►

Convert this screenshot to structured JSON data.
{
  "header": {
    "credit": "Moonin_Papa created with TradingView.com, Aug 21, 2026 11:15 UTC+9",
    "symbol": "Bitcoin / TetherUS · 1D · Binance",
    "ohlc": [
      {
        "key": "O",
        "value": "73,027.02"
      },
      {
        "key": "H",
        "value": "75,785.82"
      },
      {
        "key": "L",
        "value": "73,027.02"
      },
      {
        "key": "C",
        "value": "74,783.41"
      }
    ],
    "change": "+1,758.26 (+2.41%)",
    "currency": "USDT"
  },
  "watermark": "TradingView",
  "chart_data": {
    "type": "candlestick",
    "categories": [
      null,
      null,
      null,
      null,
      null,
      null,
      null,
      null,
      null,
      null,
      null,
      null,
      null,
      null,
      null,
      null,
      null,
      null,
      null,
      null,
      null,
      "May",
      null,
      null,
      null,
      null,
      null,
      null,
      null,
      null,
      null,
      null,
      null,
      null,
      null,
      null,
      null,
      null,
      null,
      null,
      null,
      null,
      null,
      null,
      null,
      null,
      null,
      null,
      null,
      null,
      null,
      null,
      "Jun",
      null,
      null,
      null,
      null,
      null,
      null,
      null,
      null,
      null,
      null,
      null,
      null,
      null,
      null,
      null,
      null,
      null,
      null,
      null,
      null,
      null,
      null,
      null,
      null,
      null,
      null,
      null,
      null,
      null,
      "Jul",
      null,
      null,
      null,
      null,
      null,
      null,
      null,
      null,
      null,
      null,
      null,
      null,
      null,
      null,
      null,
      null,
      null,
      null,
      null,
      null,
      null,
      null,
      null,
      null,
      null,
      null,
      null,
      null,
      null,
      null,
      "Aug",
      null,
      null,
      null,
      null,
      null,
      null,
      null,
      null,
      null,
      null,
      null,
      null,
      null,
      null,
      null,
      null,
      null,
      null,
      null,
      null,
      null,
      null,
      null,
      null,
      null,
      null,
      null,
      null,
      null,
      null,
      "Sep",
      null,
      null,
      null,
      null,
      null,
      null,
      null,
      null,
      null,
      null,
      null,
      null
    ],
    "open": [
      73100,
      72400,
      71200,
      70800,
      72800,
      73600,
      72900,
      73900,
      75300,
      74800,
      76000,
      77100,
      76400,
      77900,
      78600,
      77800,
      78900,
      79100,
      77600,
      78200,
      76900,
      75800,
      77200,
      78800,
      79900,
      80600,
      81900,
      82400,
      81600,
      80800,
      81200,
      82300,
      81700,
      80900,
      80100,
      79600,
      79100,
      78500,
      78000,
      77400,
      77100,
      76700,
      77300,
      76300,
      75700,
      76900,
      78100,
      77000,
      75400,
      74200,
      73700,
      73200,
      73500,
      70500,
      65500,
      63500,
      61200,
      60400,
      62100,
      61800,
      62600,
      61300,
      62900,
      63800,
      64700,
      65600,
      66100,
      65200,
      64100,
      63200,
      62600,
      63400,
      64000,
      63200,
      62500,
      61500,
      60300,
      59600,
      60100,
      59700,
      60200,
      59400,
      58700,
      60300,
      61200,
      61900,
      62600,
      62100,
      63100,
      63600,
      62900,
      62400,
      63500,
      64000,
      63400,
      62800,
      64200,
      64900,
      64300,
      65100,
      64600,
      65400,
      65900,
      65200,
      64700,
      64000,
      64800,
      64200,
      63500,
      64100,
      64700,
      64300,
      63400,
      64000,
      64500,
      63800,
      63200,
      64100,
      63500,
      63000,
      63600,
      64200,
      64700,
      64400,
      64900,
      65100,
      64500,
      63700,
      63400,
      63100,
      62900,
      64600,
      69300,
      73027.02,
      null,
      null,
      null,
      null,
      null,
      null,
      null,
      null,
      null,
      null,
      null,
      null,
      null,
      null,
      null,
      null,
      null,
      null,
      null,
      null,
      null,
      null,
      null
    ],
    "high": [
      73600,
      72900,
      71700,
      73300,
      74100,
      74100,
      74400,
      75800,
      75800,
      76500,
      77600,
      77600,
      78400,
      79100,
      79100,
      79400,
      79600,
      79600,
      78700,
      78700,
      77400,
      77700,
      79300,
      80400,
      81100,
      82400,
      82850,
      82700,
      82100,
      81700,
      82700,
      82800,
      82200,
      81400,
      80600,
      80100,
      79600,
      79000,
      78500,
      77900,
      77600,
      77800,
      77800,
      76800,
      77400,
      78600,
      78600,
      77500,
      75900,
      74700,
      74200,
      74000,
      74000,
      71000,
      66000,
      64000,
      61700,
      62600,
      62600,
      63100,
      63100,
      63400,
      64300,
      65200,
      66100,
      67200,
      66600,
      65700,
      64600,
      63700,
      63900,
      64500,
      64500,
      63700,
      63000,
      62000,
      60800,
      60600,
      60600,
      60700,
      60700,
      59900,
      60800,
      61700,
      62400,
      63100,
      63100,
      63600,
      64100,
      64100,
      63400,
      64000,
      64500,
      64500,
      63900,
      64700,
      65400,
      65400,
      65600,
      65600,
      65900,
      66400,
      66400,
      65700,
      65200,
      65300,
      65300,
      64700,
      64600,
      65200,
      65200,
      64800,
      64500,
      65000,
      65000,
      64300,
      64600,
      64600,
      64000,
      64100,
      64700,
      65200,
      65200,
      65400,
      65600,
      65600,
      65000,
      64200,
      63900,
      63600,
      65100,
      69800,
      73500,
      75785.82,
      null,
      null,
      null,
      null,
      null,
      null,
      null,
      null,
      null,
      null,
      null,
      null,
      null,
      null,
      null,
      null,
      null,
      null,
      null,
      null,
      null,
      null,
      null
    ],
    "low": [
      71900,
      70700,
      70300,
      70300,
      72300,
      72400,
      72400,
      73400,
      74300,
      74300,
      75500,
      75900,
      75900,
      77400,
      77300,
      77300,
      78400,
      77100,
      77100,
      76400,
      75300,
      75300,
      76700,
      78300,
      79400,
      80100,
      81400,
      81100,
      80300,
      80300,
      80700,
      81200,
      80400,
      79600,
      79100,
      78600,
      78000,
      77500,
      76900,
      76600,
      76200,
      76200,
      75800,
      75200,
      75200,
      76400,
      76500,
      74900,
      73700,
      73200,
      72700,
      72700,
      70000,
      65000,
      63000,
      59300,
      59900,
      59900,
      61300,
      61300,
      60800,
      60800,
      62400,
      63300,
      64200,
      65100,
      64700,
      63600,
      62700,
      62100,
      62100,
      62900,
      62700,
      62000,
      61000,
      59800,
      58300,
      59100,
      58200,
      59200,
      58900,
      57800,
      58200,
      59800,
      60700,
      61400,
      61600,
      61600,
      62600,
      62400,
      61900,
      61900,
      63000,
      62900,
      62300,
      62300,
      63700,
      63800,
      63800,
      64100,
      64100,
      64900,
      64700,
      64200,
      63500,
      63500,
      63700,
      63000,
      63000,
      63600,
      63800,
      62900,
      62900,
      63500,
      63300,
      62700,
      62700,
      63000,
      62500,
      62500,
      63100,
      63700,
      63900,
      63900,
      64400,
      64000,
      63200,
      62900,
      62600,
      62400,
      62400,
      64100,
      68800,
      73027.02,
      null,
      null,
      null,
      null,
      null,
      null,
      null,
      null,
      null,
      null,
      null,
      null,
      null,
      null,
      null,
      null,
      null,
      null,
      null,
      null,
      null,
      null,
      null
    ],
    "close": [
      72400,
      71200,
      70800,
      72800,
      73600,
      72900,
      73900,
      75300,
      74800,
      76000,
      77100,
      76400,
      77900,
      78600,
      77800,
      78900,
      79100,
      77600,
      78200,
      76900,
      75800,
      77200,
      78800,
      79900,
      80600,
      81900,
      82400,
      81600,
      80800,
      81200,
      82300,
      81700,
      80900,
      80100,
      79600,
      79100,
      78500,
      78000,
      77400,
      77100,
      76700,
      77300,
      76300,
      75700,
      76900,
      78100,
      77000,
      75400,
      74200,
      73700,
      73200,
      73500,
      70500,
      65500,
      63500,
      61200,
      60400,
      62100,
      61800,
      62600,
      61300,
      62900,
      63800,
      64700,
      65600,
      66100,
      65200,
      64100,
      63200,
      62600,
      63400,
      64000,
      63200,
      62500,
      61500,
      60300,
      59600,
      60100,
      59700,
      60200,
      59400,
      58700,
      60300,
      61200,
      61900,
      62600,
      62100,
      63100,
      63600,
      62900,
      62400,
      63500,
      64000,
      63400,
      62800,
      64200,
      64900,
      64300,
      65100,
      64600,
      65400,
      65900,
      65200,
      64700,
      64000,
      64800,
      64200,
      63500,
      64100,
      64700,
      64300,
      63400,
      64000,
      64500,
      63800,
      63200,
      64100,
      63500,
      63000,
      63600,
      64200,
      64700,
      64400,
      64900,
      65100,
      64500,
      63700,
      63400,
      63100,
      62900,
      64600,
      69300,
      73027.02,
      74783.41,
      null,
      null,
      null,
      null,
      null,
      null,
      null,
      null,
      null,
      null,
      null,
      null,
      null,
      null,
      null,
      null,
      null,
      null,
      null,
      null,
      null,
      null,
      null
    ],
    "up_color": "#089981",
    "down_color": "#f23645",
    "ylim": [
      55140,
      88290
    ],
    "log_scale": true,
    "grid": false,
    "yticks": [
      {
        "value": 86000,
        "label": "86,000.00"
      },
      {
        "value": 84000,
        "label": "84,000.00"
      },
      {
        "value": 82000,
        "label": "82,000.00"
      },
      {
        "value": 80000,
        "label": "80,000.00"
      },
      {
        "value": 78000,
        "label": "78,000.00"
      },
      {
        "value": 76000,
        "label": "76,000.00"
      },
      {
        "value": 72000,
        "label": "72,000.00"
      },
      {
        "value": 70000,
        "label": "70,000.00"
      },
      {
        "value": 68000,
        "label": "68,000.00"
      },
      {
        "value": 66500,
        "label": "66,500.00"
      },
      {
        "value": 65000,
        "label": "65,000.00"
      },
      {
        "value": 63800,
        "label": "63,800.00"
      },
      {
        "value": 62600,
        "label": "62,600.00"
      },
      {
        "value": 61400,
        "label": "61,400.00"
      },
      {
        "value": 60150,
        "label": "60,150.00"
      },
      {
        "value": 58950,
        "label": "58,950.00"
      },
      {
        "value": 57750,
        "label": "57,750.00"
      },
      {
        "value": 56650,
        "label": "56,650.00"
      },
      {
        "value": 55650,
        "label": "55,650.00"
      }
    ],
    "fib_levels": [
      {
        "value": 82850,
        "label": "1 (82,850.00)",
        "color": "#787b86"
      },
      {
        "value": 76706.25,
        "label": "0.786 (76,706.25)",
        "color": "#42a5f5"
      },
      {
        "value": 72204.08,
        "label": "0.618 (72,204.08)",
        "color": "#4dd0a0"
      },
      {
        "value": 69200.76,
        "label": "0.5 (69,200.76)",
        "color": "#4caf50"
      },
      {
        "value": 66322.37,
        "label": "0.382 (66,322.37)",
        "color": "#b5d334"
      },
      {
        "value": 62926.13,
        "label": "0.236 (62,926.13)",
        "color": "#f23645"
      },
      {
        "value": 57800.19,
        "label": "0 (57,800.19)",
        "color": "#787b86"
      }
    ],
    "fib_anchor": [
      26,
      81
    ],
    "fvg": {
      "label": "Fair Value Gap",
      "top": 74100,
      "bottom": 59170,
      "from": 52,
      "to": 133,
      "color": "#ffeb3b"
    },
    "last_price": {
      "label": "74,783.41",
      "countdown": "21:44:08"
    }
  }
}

◄

* **WHAT THE TASK REQUIRES**
List every line above that holds the word "TradingView".

* **RESPONSE TO THIS TASK**
    "credit": "Moonin_Papa created with TradingView.com, Aug 21, 2026 11:15 UTC+9",
  "watermark": "TradingView",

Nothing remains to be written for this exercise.